▶ [The problem]: Make an exact copy of the entries below with the pictures removed.
((
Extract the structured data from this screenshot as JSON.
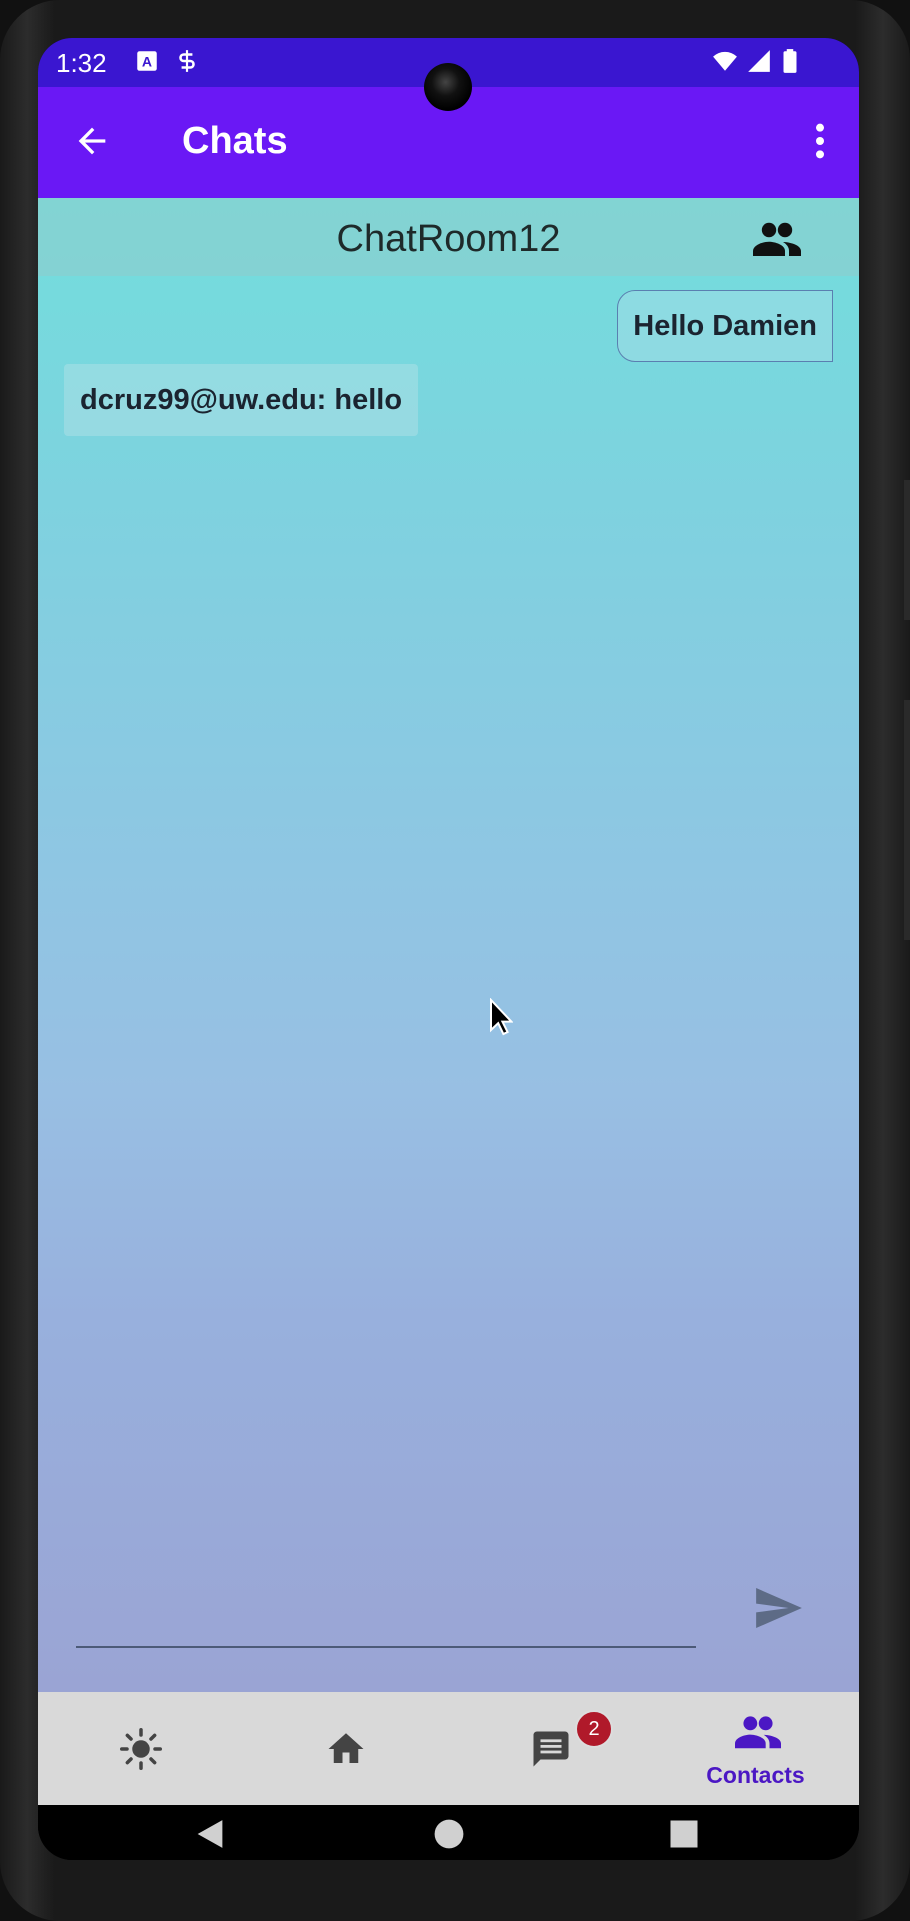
{
  "status_bar": {
    "time": "1:32"
  },
  "app_bar": {
    "title": "Chats"
  },
  "chat_room": {
    "name": "ChatRoom12",
    "messages": [
      {
        "direction": "sent",
        "text": "Hello Damien"
      },
      {
        "direction": "received",
        "text": "dcruz99@uw.edu: hello"
      }
    ]
  },
  "composer": {
    "value": "",
    "placeholder": ""
  },
  "bottom_nav": {
    "items": [
      {
        "icon": "weather-sun-icon",
        "label": ""
      },
      {
        "icon": "home-icon",
        "label": ""
      },
      {
        "icon": "chat-icon",
        "label": "",
        "badge": "2"
      },
      {
        "icon": "contacts-icon",
        "label": "Contacts",
        "selected": true
      }
    ]
  },
  "colors": {
    "status_bar": "#3a16d0",
    "app_bar": "#6a18f5",
    "accent_selected": "#4b17c4",
    "badge": "#b0192a",
    "nav_background": "#d9d9d9"
  }
}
))
▶ [Right answer]:
Extract the structured data from this screenshot as JSON.
{
  "status_bar": {
    "time": "1:32"
  },
  "app_bar": {
    "title": "Chats"
  },
  "chat_room": {
    "name": "ChatRoom12",
    "messages": [
      {
        "direction": "sent",
        "text": "Hello Damien"
      },
      {
        "direction": "received",
        "text": "dcruz99@uw.edu: hello"
      }
    ]
  },
  "composer": {
    "value": "",
    "placeholder": ""
  },
  "bottom_nav": {
    "items": [
      {
        "icon": "weather-sun-icon",
        "label": ""
      },
      {
        "icon": "home-icon",
        "label": ""
      },
      {
        "icon": "chat-icon",
        "label": "",
        "badge": "2"
      },
      {
        "icon": "contacts-icon",
        "label": "Contacts",
        "selected": true
      }
    ]
  },
  "colors": {
    "status_bar": "#3a16d0",
    "app_bar": "#6a18f5",
    "accent_selected": "#4b17c4",
    "badge": "#b0192a",
    "nav_background": "#d9d9d9"
  }
}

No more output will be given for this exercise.